> **ITEMS**:
# # #

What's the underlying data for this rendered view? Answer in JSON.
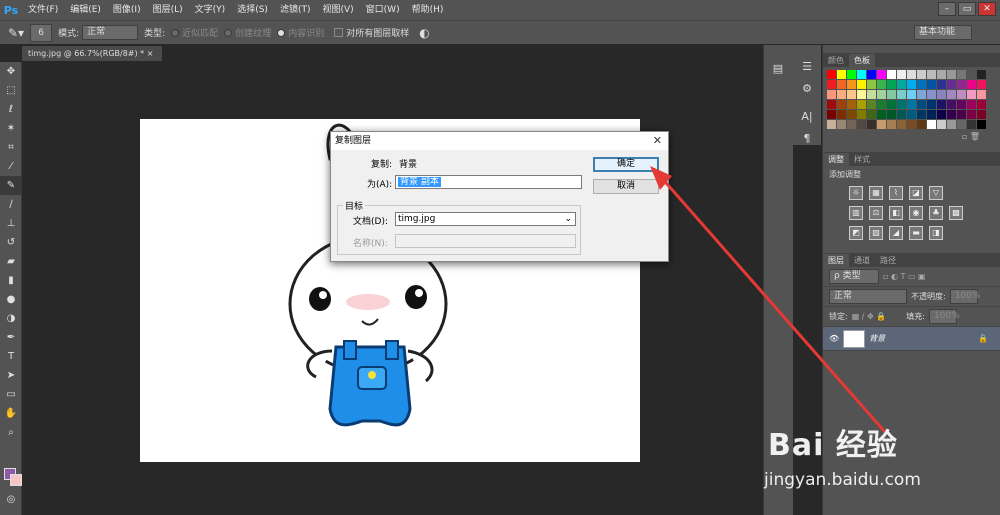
{
  "app": {
    "logo": "Ps"
  },
  "menu": [
    "文件(F)",
    "编辑(E)",
    "图像(I)",
    "图层(L)",
    "文字(Y)",
    "选择(S)",
    "滤镜(T)",
    "视图(V)",
    "窗口(W)",
    "帮助(H)"
  ],
  "window_controls": {
    "min": "–",
    "max": "▭",
    "close": "✕"
  },
  "options": {
    "brush_size": "6",
    "mode_label": "模式:",
    "mode_value": "正常",
    "type_label": "类型:",
    "opt1": "近似匹配",
    "opt2": "创建纹理",
    "opt3": "内容识别",
    "sample_all": "对所有图层取样",
    "workspace": "基本功能"
  },
  "document_tab": "timg.jpg @ 66.7%(RGB/8#) * ×",
  "panels": {
    "color_tabs": [
      "颜色",
      "色板"
    ],
    "adjust_tabs": [
      "调整",
      "样式"
    ],
    "adjust_label": "添加调整",
    "layers_tabs": [
      "图层",
      "通道",
      "路径"
    ],
    "layer_filter": "ρ 类型",
    "blend_mode": "正常",
    "opacity_label": "不透明度:",
    "opacity_value": "100%",
    "lock_label": "锁定:",
    "fill_label": "填充:",
    "fill_value": "100%",
    "layer_name": "背景"
  },
  "dialog": {
    "title": "复制图层",
    "copy_label": "复制:",
    "copy_value": "背景",
    "as_label": "为(A):",
    "as_value": "背景 副本",
    "target_label": "目标",
    "doc_label": "文档(D):",
    "doc_value": "timg.jpg",
    "name_label": "名称(N):",
    "name_value": "",
    "ok_label": "确定",
    "cancel_label": "取消"
  },
  "watermark": {
    "logo": "Bai 经验",
    "url": "jingyan.baidu.com"
  },
  "colors": {
    "accent": "#31a8ff",
    "arrow": "#e53935",
    "fg": "#8d5aa9",
    "bg": "#f3c7c6"
  }
}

# # #

> **WHAT YOU SHOULD DO**: Make an exact copy of the listing above. Do not include the pictures.

> **REPLY TO THE EXERCISE**:
What's the underlying data for this rendered view? Answer in JSON.
{
  "app": {
    "logo": "Ps"
  },
  "menu": [
    "文件(F)",
    "编辑(E)",
    "图像(I)",
    "图层(L)",
    "文字(Y)",
    "选择(S)",
    "滤镜(T)",
    "视图(V)",
    "窗口(W)",
    "帮助(H)"
  ],
  "window_controls": {
    "min": "–",
    "max": "▭",
    "close": "✕"
  },
  "options": {
    "brush_size": "6",
    "mode_label": "模式:",
    "mode_value": "正常",
    "type_label": "类型:",
    "opt1": "近似匹配",
    "opt2": "创建纹理",
    "opt3": "内容识别",
    "sample_all": "对所有图层取样",
    "workspace": "基本功能"
  },
  "document_tab": "timg.jpg @ 66.7%(RGB/8#) * ×",
  "panels": {
    "color_tabs": [
      "颜色",
      "色板"
    ],
    "adjust_tabs": [
      "调整",
      "样式"
    ],
    "adjust_label": "添加调整",
    "layers_tabs": [
      "图层",
      "通道",
      "路径"
    ],
    "layer_filter": "ρ 类型",
    "blend_mode": "正常",
    "opacity_label": "不透明度:",
    "opacity_value": "100%",
    "lock_label": "锁定:",
    "fill_label": "填充:",
    "fill_value": "100%",
    "layer_name": "背景"
  },
  "dialog": {
    "title": "复制图层",
    "copy_label": "复制:",
    "copy_value": "背景",
    "as_label": "为(A):",
    "as_value": "背景 副本",
    "target_label": "目标",
    "doc_label": "文档(D):",
    "doc_value": "timg.jpg",
    "name_label": "名称(N):",
    "name_value": "",
    "ok_label": "确定",
    "cancel_label": "取消"
  },
  "watermark": {
    "logo": "Bai 经验",
    "url": "jingyan.baidu.com"
  },
  "colors": {
    "accent": "#31a8ff",
    "arrow": "#e53935",
    "fg": "#8d5aa9",
    "bg": "#f3c7c6"
  }
}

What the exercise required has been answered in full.